[Provided records]:

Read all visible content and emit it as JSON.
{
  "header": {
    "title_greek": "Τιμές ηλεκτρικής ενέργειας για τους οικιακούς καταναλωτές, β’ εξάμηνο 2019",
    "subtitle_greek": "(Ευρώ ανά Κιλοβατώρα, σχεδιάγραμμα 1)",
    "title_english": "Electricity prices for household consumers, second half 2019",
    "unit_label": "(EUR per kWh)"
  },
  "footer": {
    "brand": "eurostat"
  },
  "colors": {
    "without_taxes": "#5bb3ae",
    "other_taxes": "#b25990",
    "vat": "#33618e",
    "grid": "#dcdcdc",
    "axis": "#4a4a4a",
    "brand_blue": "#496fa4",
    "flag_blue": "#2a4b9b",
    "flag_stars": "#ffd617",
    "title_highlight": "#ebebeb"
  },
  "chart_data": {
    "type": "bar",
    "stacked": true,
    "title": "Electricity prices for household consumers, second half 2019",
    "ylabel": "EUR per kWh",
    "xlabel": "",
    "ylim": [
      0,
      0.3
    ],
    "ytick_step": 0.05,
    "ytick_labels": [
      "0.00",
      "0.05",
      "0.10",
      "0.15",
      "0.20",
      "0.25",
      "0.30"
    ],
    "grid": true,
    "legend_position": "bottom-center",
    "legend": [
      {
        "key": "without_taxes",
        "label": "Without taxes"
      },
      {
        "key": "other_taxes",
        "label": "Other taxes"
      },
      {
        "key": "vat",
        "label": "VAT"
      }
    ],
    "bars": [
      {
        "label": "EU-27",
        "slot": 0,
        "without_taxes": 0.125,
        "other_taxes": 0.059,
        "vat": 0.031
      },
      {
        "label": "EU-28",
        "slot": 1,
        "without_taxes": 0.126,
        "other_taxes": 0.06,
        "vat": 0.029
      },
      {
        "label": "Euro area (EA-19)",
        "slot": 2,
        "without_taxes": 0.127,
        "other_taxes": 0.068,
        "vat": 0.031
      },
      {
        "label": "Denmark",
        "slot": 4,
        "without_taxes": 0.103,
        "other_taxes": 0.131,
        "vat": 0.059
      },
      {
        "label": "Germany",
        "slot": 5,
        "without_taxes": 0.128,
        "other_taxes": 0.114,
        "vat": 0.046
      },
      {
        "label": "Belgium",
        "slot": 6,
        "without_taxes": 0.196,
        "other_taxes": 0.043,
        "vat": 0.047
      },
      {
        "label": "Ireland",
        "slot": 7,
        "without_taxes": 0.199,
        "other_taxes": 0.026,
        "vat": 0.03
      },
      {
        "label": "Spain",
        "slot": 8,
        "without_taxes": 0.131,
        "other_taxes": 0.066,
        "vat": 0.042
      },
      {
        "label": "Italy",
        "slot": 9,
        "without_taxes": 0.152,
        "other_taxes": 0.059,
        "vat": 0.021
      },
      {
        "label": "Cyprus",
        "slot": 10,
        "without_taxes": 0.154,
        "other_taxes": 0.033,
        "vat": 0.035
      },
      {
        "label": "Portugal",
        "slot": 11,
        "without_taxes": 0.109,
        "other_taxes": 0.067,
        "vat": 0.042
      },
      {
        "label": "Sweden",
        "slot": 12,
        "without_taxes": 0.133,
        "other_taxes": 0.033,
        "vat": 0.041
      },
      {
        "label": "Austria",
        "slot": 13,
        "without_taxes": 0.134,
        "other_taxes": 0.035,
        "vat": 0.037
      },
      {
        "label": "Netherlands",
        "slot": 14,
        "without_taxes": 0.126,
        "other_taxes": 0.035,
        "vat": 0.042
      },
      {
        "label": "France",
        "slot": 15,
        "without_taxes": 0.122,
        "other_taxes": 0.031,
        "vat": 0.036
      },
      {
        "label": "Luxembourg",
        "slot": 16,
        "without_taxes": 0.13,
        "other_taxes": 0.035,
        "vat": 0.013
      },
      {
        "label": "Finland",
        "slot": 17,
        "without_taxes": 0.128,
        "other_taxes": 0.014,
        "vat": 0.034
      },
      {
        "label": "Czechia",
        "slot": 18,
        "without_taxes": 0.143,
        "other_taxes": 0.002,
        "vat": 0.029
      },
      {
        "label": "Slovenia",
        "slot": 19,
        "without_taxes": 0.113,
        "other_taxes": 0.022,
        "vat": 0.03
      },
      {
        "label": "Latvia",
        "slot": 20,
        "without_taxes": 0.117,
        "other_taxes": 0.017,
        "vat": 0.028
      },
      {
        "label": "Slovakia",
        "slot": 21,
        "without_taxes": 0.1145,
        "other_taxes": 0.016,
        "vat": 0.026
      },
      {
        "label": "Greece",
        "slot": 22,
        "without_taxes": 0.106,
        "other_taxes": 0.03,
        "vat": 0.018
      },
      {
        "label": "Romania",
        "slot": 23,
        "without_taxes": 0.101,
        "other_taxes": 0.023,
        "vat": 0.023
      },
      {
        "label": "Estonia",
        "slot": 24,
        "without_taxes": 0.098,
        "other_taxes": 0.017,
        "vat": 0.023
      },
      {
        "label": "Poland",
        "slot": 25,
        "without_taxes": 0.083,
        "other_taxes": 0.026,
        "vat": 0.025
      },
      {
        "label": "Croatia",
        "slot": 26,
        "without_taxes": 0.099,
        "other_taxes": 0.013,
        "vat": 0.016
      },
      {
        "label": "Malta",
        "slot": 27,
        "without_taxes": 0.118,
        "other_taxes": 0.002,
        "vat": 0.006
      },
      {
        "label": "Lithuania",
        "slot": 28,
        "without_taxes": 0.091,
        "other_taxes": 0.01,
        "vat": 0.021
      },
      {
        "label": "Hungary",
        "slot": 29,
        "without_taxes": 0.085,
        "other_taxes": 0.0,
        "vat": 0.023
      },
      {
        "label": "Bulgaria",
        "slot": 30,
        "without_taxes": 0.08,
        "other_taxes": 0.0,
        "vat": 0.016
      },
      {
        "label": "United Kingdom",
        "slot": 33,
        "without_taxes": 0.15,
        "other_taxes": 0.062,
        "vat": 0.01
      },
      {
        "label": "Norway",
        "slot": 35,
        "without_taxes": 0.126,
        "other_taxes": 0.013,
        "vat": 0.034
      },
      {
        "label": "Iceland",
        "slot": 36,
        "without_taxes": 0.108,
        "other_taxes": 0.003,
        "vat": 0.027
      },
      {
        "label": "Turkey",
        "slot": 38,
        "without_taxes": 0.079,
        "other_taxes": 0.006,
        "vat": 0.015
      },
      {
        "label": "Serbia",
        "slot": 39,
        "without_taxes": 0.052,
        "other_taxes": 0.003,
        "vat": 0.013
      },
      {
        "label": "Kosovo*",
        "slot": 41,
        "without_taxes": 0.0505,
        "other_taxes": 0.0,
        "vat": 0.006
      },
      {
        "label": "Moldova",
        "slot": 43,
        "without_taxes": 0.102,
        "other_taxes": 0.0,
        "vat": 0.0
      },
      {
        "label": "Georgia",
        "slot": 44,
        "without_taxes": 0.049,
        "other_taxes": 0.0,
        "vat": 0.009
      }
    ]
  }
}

[Given request]: From the data above, gather every line that includes the word "household".

[Task solution]:
    "title_english": "Electricity prices for household consumers, second half 2019",
    "title": "Electricity prices for household consumers, second half 2019",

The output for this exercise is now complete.